→ Source records:

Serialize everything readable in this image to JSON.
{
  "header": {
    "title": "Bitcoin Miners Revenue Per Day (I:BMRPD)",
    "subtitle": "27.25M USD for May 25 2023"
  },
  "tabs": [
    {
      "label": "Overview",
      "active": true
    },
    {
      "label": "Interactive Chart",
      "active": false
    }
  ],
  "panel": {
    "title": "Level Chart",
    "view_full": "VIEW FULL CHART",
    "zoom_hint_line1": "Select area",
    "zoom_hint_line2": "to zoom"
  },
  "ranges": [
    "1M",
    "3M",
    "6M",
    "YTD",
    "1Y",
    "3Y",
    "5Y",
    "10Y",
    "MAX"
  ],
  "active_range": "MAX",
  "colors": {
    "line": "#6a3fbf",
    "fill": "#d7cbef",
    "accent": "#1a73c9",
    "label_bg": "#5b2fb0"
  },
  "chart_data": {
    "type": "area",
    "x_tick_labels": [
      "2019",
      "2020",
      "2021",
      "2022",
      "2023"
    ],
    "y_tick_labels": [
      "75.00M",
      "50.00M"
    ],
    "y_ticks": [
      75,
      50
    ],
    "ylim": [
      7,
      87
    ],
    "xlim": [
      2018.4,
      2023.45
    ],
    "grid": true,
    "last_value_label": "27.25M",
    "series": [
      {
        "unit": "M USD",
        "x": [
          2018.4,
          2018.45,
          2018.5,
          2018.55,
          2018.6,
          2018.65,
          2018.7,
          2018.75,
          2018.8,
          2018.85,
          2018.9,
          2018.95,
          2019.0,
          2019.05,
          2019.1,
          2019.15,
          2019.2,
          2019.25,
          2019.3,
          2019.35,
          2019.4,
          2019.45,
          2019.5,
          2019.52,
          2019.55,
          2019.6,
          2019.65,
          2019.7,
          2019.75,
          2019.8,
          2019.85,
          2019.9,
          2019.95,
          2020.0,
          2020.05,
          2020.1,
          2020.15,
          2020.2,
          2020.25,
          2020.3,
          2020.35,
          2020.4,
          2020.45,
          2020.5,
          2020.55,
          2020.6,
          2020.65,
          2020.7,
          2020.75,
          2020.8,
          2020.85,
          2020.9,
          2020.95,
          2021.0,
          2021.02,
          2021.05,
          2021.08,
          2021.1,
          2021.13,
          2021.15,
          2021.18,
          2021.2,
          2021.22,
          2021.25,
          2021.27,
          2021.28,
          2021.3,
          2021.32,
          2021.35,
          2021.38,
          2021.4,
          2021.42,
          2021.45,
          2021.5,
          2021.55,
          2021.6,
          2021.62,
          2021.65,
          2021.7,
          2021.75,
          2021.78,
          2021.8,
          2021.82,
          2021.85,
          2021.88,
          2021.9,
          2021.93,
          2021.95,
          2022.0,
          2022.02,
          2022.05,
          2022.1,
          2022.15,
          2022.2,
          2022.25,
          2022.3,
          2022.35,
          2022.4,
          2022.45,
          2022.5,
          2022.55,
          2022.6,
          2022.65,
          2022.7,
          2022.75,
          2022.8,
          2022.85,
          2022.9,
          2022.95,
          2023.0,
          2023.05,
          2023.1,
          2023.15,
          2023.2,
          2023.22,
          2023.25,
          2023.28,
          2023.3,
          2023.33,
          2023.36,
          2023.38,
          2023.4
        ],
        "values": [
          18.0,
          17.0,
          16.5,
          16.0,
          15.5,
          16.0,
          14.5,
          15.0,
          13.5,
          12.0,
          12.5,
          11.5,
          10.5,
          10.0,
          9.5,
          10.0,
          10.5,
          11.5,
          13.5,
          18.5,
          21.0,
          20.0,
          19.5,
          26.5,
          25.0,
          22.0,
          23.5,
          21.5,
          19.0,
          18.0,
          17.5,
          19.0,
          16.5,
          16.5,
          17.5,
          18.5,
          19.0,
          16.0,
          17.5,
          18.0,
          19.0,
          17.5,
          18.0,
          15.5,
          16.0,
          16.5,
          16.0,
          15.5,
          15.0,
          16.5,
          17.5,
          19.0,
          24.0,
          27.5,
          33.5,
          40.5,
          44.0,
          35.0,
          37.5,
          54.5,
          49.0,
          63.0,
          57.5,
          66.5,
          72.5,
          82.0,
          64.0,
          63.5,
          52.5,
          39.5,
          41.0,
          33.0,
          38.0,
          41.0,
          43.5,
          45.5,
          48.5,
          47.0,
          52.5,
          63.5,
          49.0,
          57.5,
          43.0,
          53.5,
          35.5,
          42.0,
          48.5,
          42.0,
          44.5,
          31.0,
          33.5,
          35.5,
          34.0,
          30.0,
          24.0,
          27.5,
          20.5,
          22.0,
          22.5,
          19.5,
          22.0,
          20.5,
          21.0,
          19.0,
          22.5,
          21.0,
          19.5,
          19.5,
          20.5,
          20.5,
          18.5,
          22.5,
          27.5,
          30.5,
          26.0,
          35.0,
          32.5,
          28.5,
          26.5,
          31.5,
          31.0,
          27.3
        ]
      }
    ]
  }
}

→ Work required: Give the entries again in full, exactly as they are written.

→ Task output:
Serialize everything readable in this image to JSON.
{
  "header": {
    "title": "Bitcoin Miners Revenue Per Day (I:BMRPD)",
    "subtitle": "27.25M USD for May 25 2023"
  },
  "tabs": [
    {
      "label": "Overview",
      "active": true
    },
    {
      "label": "Interactive Chart",
      "active": false
    }
  ],
  "panel": {
    "title": "Level Chart",
    "view_full": "VIEW FULL CHART",
    "zoom_hint_line1": "Select area",
    "zoom_hint_line2": "to zoom"
  },
  "ranges": [
    "1M",
    "3M",
    "6M",
    "YTD",
    "1Y",
    "3Y",
    "5Y",
    "10Y",
    "MAX"
  ],
  "active_range": "MAX",
  "colors": {
    "line": "#6a3fbf",
    "fill": "#d7cbef",
    "accent": "#1a73c9",
    "label_bg": "#5b2fb0"
  },
  "chart_data": {
    "type": "area",
    "x_tick_labels": [
      "2019",
      "2020",
      "2021",
      "2022",
      "2023"
    ],
    "y_tick_labels": [
      "75.00M",
      "50.00M"
    ],
    "y_ticks": [
      75,
      50
    ],
    "ylim": [
      7,
      87
    ],
    "xlim": [
      2018.4,
      2023.45
    ],
    "grid": true,
    "last_value_label": "27.25M",
    "series": [
      {
        "unit": "M USD",
        "x": [
          2018.4,
          2018.45,
          2018.5,
          2018.55,
          2018.6,
          2018.65,
          2018.7,
          2018.75,
          2018.8,
          2018.85,
          2018.9,
          2018.95,
          2019.0,
          2019.05,
          2019.1,
          2019.15,
          2019.2,
          2019.25,
          2019.3,
          2019.35,
          2019.4,
          2019.45,
          2019.5,
          2019.52,
          2019.55,
          2019.6,
          2019.65,
          2019.7,
          2019.75,
          2019.8,
          2019.85,
          2019.9,
          2019.95,
          2020.0,
          2020.05,
          2020.1,
          2020.15,
          2020.2,
          2020.25,
          2020.3,
          2020.35,
          2020.4,
          2020.45,
          2020.5,
          2020.55,
          2020.6,
          2020.65,
          2020.7,
          2020.75,
          2020.8,
          2020.85,
          2020.9,
          2020.95,
          2021.0,
          2021.02,
          2021.05,
          2021.08,
          2021.1,
          2021.13,
          2021.15,
          2021.18,
          2021.2,
          2021.22,
          2021.25,
          2021.27,
          2021.28,
          2021.3,
          2021.32,
          2021.35,
          2021.38,
          2021.4,
          2021.42,
          2021.45,
          2021.5,
          2021.55,
          2021.6,
          2021.62,
          2021.65,
          2021.7,
          2021.75,
          2021.78,
          2021.8,
          2021.82,
          2021.85,
          2021.88,
          2021.9,
          2021.93,
          2021.95,
          2022.0,
          2022.02,
          2022.05,
          2022.1,
          2022.15,
          2022.2,
          2022.25,
          2022.3,
          2022.35,
          2022.4,
          2022.45,
          2022.5,
          2022.55,
          2022.6,
          2022.65,
          2022.7,
          2022.75,
          2022.8,
          2022.85,
          2022.9,
          2022.95,
          2023.0,
          2023.05,
          2023.1,
          2023.15,
          2023.2,
          2023.22,
          2023.25,
          2023.28,
          2023.3,
          2023.33,
          2023.36,
          2023.38,
          2023.4
        ],
        "values": [
          18.0,
          17.0,
          16.5,
          16.0,
          15.5,
          16.0,
          14.5,
          15.0,
          13.5,
          12.0,
          12.5,
          11.5,
          10.5,
          10.0,
          9.5,
          10.0,
          10.5,
          11.5,
          13.5,
          18.5,
          21.0,
          20.0,
          19.5,
          26.5,
          25.0,
          22.0,
          23.5,
          21.5,
          19.0,
          18.0,
          17.5,
          19.0,
          16.5,
          16.5,
          17.5,
          18.5,
          19.0,
          16.0,
          17.5,
          18.0,
          19.0,
          17.5,
          18.0,
          15.5,
          16.0,
          16.5,
          16.0,
          15.5,
          15.0,
          16.5,
          17.5,
          19.0,
          24.0,
          27.5,
          33.5,
          40.5,
          44.0,
          35.0,
          37.5,
          54.5,
          49.0,
          63.0,
          57.5,
          66.5,
          72.5,
          82.0,
          64.0,
          63.5,
          52.5,
          39.5,
          41.0,
          33.0,
          38.0,
          41.0,
          43.5,
          45.5,
          48.5,
          47.0,
          52.5,
          63.5,
          49.0,
          57.5,
          43.0,
          53.5,
          35.5,
          42.0,
          48.5,
          42.0,
          44.5,
          31.0,
          33.5,
          35.5,
          34.0,
          30.0,
          24.0,
          27.5,
          20.5,
          22.0,
          22.5,
          19.5,
          22.0,
          20.5,
          21.0,
          19.0,
          22.5,
          21.0,
          19.5,
          19.5,
          20.5,
          20.5,
          18.5,
          22.5,
          27.5,
          30.5,
          26.0,
          35.0,
          32.5,
          28.5,
          26.5,
          31.5,
          31.0,
          27.3
        ]
      }
    ]
  }
}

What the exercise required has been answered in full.